> **ITEMS**:

- - - -

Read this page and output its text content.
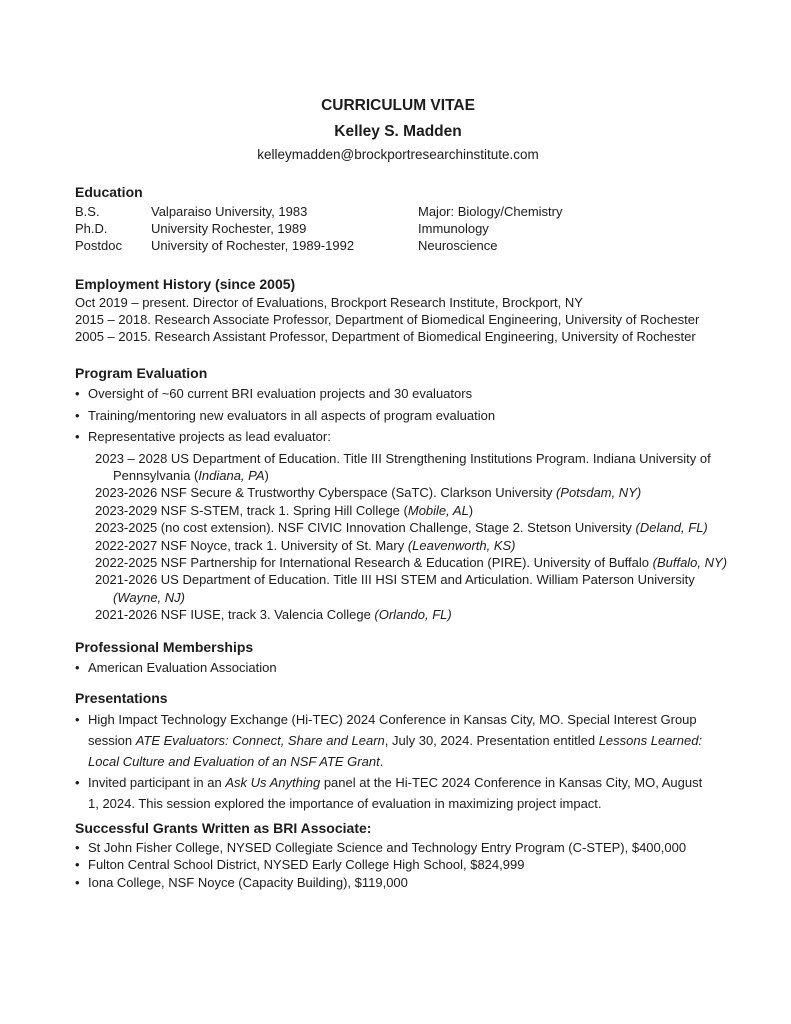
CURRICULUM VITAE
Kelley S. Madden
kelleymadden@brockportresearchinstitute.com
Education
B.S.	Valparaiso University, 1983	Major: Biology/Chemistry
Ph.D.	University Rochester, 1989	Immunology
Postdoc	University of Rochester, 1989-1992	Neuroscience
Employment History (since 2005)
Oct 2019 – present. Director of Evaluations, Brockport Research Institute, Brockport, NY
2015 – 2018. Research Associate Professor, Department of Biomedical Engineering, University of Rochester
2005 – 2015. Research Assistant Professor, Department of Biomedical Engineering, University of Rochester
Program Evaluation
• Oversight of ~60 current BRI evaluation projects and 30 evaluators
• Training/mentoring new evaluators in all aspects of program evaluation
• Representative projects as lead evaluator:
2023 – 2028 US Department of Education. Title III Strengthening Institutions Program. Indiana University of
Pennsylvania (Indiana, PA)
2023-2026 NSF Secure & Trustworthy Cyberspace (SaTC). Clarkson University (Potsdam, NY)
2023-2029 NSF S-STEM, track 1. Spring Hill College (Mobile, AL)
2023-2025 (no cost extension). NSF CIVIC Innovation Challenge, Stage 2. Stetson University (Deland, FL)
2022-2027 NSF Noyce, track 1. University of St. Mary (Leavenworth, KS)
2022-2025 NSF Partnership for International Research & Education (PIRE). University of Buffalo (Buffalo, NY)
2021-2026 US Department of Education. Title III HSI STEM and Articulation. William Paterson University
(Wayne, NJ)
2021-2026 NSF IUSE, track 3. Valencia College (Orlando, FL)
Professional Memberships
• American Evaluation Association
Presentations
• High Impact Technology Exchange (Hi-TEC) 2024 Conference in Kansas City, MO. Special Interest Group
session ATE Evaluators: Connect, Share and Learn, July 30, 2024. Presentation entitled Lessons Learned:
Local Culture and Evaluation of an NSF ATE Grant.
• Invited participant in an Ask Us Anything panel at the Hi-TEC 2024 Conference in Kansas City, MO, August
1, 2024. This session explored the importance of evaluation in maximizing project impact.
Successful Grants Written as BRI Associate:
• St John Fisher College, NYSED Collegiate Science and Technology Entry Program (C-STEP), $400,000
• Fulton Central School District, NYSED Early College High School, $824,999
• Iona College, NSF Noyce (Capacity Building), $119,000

- - - -

Leave out the pictures and reproduce the rest of the listing exactly.

Read this page and output its text content.
CURRICULUM VITAE
Kelley S. Madden
kelleymadden@brockportresearchinstitute.com
Education
B.S.	Valparaiso University, 1983	Major: Biology/Chemistry
Ph.D.	University Rochester, 1989	Immunology
Postdoc	University of Rochester, 1989-1992	Neuroscience
Employment History (since 2005)
Oct 2019 – present. Director of Evaluations, Brockport Research Institute, Brockport, NY
2015 – 2018. Research Associate Professor, Department of Biomedical Engineering, University of Rochester
2005 – 2015. Research Assistant Professor, Department of Biomedical Engineering, University of Rochester
Program Evaluation
• Oversight of ~60 current BRI evaluation projects and 30 evaluators
• Training/mentoring new evaluators in all aspects of program evaluation
• Representative projects as lead evaluator:
2023 – 2028 US Department of Education. Title III Strengthening Institutions Program. Indiana University of
Pennsylvania (Indiana, PA)
2023-2026 NSF Secure & Trustworthy Cyberspace (SaTC). Clarkson University (Potsdam, NY)
2023-2029 NSF S-STEM, track 1. Spring Hill College (Mobile, AL)
2023-2025 (no cost extension). NSF CIVIC Innovation Challenge, Stage 2. Stetson University (Deland, FL)
2022-2027 NSF Noyce, track 1. University of St. Mary (Leavenworth, KS)
2022-2025 NSF Partnership for International Research & Education (PIRE). University of Buffalo (Buffalo, NY)
2021-2026 US Department of Education. Title III HSI STEM and Articulation. William Paterson University
(Wayne, NJ)
2021-2026 NSF IUSE, track 3. Valencia College (Orlando, FL)
Professional Memberships
• American Evaluation Association
Presentations
• High Impact Technology Exchange (Hi-TEC) 2024 Conference in Kansas City, MO. Special Interest Group
session ATE Evaluators: Connect, Share and Learn, July 30, 2024. Presentation entitled Lessons Learned:
Local Culture and Evaluation of an NSF ATE Grant.
• Invited participant in an Ask Us Anything panel at the Hi-TEC 2024 Conference in Kansas City, MO, August
1, 2024. This session explored the importance of evaluation in maximizing project impact.
Successful Grants Written as BRI Associate:
• St John Fisher College, NYSED Collegiate Science and Technology Entry Program (C-STEP), $400,000
• Fulton Central School District, NYSED Early College High School, $824,999
• Iona College, NSF Noyce (Capacity Building), $119,000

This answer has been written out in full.